PROBLEM REQUIREMENTS ▸ Quote the listing below in its entirety.

Items from a dataset:
** start **
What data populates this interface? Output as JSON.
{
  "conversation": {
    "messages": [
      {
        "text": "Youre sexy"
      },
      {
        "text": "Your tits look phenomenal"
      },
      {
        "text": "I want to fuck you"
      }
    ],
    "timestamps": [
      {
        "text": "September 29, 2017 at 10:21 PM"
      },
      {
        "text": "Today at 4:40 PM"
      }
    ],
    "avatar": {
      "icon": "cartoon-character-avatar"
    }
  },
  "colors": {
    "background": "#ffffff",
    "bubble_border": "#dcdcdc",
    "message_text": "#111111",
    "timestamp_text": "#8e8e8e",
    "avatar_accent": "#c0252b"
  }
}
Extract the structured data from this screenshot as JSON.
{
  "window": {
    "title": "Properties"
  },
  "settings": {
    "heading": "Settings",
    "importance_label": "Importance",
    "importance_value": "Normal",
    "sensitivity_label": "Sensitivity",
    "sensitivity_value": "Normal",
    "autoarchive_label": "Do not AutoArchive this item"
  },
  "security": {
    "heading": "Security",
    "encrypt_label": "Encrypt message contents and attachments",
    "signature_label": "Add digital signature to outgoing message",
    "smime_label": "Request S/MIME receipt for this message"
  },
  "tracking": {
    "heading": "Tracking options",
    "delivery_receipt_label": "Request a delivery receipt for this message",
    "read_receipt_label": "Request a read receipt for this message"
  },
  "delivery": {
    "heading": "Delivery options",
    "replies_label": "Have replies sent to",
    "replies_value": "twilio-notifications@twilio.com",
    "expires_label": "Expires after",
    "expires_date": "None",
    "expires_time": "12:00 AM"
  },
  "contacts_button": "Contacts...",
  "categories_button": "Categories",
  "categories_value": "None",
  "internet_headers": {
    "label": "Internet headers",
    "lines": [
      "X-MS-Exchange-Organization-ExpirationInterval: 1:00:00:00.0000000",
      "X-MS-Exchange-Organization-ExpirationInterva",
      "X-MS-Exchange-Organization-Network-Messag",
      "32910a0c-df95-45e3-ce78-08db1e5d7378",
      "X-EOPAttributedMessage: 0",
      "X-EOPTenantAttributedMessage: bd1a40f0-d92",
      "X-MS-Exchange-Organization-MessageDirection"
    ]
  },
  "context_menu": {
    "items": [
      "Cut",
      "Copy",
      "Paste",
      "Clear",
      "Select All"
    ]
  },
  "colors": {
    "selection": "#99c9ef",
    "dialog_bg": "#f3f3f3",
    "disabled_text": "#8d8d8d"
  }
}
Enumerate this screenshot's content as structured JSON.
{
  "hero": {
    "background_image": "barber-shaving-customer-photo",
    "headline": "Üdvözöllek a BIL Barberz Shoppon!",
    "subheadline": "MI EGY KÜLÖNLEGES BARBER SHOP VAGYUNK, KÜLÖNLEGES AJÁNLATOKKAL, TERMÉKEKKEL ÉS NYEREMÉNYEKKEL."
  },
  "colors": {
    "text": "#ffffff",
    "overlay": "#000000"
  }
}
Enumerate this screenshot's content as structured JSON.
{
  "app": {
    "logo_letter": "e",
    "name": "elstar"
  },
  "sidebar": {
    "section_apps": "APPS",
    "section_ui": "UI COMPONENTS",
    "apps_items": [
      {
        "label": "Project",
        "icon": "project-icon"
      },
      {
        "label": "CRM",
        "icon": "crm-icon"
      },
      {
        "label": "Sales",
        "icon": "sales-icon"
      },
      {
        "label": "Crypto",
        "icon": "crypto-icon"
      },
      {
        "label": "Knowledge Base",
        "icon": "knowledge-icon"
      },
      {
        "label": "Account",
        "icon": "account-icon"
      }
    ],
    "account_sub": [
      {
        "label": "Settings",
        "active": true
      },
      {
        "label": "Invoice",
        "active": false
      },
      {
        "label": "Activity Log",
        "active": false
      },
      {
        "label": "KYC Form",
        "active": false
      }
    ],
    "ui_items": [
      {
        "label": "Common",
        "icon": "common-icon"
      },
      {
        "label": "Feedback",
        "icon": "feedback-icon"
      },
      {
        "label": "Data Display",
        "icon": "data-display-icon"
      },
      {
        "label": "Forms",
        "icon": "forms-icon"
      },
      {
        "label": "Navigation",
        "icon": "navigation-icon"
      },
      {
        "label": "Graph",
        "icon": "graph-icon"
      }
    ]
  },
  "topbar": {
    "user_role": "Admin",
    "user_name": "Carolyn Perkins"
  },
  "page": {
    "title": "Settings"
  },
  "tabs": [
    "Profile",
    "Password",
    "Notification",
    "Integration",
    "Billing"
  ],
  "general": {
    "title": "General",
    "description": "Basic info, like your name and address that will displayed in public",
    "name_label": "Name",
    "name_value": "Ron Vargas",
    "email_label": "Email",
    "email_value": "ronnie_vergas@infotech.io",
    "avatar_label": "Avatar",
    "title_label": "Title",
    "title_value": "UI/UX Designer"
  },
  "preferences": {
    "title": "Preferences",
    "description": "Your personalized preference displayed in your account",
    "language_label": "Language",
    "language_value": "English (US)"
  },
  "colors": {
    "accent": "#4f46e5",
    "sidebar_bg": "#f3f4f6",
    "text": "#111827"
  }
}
** end **
TASK RESULT ▸
What data populates this interface? Output as JSON.
{
  "conversation": {
    "messages": [
      {
        "text": "Youre sexy"
      },
      {
        "text": "Your tits look phenomenal"
      },
      {
        "text": "I want to fuck you"
      }
    ],
    "timestamps": [
      {
        "text": "September 29, 2017 at 10:21 PM"
      },
      {
        "text": "Today at 4:40 PM"
      }
    ],
    "avatar": {
      "icon": "cartoon-character-avatar"
    }
  },
  "colors": {
    "background": "#ffffff",
    "bubble_border": "#dcdcdc",
    "message_text": "#111111",
    "timestamp_text": "#8e8e8e",
    "avatar_accent": "#c0252b"
  }
}
Extract the structured data from this screenshot as JSON.
{
  "window": {
    "title": "Properties"
  },
  "settings": {
    "heading": "Settings",
    "importance_label": "Importance",
    "importance_value": "Normal",
    "sensitivity_label": "Sensitivity",
    "sensitivity_value": "Normal",
    "autoarchive_label": "Do not AutoArchive this item"
  },
  "security": {
    "heading": "Security",
    "encrypt_label": "Encrypt message contents and attachments",
    "signature_label": "Add digital signature to outgoing message",
    "smime_label": "Request S/MIME receipt for this message"
  },
  "tracking": {
    "heading": "Tracking options",
    "delivery_receipt_label": "Request a delivery receipt for this message",
    "read_receipt_label": "Request a read receipt for this message"
  },
  "delivery": {
    "heading": "Delivery options",
    "replies_label": "Have replies sent to",
    "replies_value": "twilio-notifications@twilio.com",
    "expires_label": "Expires after",
    "expires_date": "None",
    "expires_time": "12:00 AM"
  },
  "contacts_button": "Contacts...",
  "categories_button": "Categories",
  "categories_value": "None",
  "internet_headers": {
    "label": "Internet headers",
    "lines": [
      "X-MS-Exchange-Organization-ExpirationInterval: 1:00:00:00.0000000",
      "X-MS-Exchange-Organization-ExpirationInterva",
      "X-MS-Exchange-Organization-Network-Messag",
      "32910a0c-df95-45e3-ce78-08db1e5d7378",
      "X-EOPAttributedMessage: 0",
      "X-EOPTenantAttributedMessage: bd1a40f0-d92",
      "X-MS-Exchange-Organization-MessageDirection"
    ]
  },
  "context_menu": {
    "items": [
      "Cut",
      "Copy",
      "Paste",
      "Clear",
      "Select All"
    ]
  },
  "colors": {
    "selection": "#99c9ef",
    "dialog_bg": "#f3f3f3",
    "disabled_text": "#8d8d8d"
  }
}
Enumerate this screenshot's content as structured JSON.
{
  "hero": {
    "background_image": "barber-shaving-customer-photo",
    "headline": "Üdvözöllek a BIL Barberz Shoppon!",
    "subheadline": "MI EGY KÜLÖNLEGES BARBER SHOP VAGYUNK, KÜLÖNLEGES AJÁNLATOKKAL, TERMÉKEKKEL ÉS NYEREMÉNYEKKEL."
  },
  "colors": {
    "text": "#ffffff",
    "overlay": "#000000"
  }
}
Enumerate this screenshot's content as structured JSON.
{
  "app": {
    "logo_letter": "e",
    "name": "elstar"
  },
  "sidebar": {
    "section_apps": "APPS",
    "section_ui": "UI COMPONENTS",
    "apps_items": [
      {
        "label": "Project",
        "icon": "project-icon"
      },
      {
        "label": "CRM",
        "icon": "crm-icon"
      },
      {
        "label": "Sales",
        "icon": "sales-icon"
      },
      {
        "label": "Crypto",
        "icon": "crypto-icon"
      },
      {
        "label": "Knowledge Base",
        "icon": "knowledge-icon"
      },
      {
        "label": "Account",
        "icon": "account-icon"
      }
    ],
    "account_sub": [
      {
        "label": "Settings",
        "active": true
      },
      {
        "label": "Invoice",
        "active": false
      },
      {
        "label": "Activity Log",
        "active": false
      },
      {
        "label": "KYC Form",
        "active": false
      }
    ],
    "ui_items": [
      {
        "label": "Common",
        "icon": "common-icon"
      },
      {
        "label": "Feedback",
        "icon": "feedback-icon"
      },
      {
        "label": "Data Display",
        "icon": "data-display-icon"
      },
      {
        "label": "Forms",
        "icon": "forms-icon"
      },
      {
        "label": "Navigation",
        "icon": "navigation-icon"
      },
      {
        "label": "Graph",
        "icon": "graph-icon"
      }
    ]
  },
  "topbar": {
    "user_role": "Admin",
    "user_name": "Carolyn Perkins"
  },
  "page": {
    "title": "Settings"
  },
  "tabs": [
    "Profile",
    "Password",
    "Notification",
    "Integration",
    "Billing"
  ],
  "general": {
    "title": "General",
    "description": "Basic info, like your name and address that will displayed in public",
    "name_label": "Name",
    "name_value": "Ron Vargas",
    "email_label": "Email",
    "email_value": "ronnie_vergas@infotech.io",
    "avatar_label": "Avatar",
    "title_label": "Title",
    "title_value": "UI/UX Designer"
  },
  "preferences": {
    "title": "Preferences",
    "description": "Your personalized preference displayed in your account",
    "language_label": "Language",
    "language_value": "English (US)"
  },
  "colors": {
    "accent": "#4f46e5",
    "sidebar_bg": "#f3f4f6",
    "text": "#111827"
  }
}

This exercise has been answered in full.